══ Information provided ══
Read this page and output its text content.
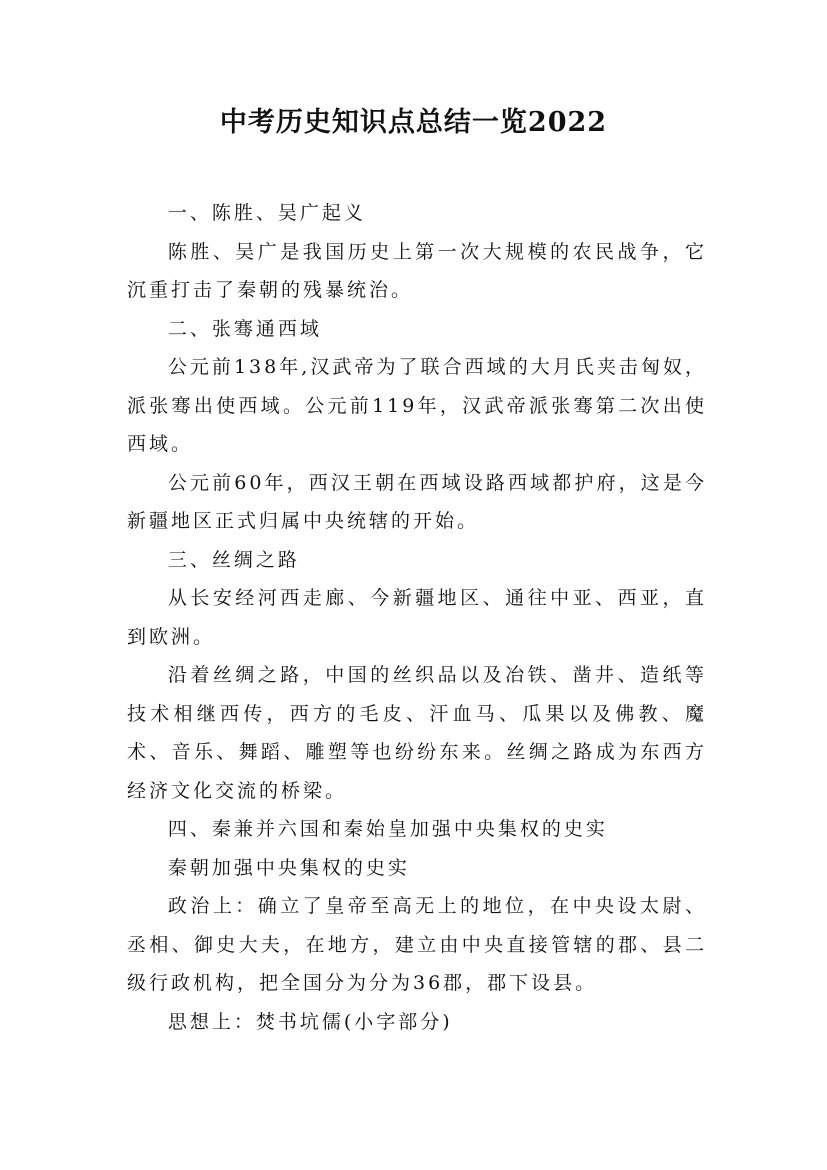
中考历史知识点总结一览2022

一、陈胜、吴广起义

陈胜、吴广是我国历史上第一次大规模的农民战争，它沉重打击了秦朝的残暴统治。

二、张骞通西域

公元前138年,汉武帝为了联合西域的大月氏夹击匈奴，派张骞出使西域。公元前119年，汉武帝派张骞第二次出使西域。

公元前60年，西汉王朝在西域设路西域都护府，这是今新疆地区正式归属中央统辖的开始。

三、丝绸之路

从长安经河西走廊、今新疆地区、通往中亚、西亚，直到欧洲。

沿着丝绸之路，中国的丝织品以及冶铁、凿井、造纸等技术相继西传，西方的毛皮、汗血马、瓜果以及佛教、魔术、音乐、舞蹈、雕塑等也纷纷东来。丝绸之路成为东西方经济文化交流的桥梁。

四、秦兼并六国和秦始皇加强中央集权的史实

秦朝加强中央集权的史实

政治上：确立了皇帝至高无上的地位，在中央设太尉、丞相、御史大夫，在地方，建立由中央直接管辖的郡、县二级行政机构，把全国分为分为36郡，郡下设县。

思想上：焚书坑儒(小字部分)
═══
> [Goal] Copy every record character for character. Skip the pictures.

> [Answer to the exercise]
Read this page and output its text content.
中考历史知识点总结一览2022

一、陈胜、吴广起义

陈胜、吴广是我国历史上第一次大规模的农民战争，它沉重打击了秦朝的残暴统治。

二、张骞通西域

公元前138年,汉武帝为了联合西域的大月氏夹击匈奴，派张骞出使西域。公元前119年，汉武帝派张骞第二次出使西域。

公元前60年，西汉王朝在西域设路西域都护府，这是今新疆地区正式归属中央统辖的开始。

三、丝绸之路

从长安经河西走廊、今新疆地区、通往中亚、西亚，直到欧洲。

沿着丝绸之路，中国的丝织品以及冶铁、凿井、造纸等技术相继西传，西方的毛皮、汗血马、瓜果以及佛教、魔术、音乐、舞蹈、雕塑等也纷纷东来。丝绸之路成为东西方经济文化交流的桥梁。

四、秦兼并六国和秦始皇加强中央集权的史实

秦朝加强中央集权的史实

政治上：确立了皇帝至高无上的地位，在中央设太尉、丞相、御史大夫，在地方，建立由中央直接管辖的郡、县二级行政机构，把全国分为分为36郡，郡下设县。

思想上：焚书坑儒(小字部分)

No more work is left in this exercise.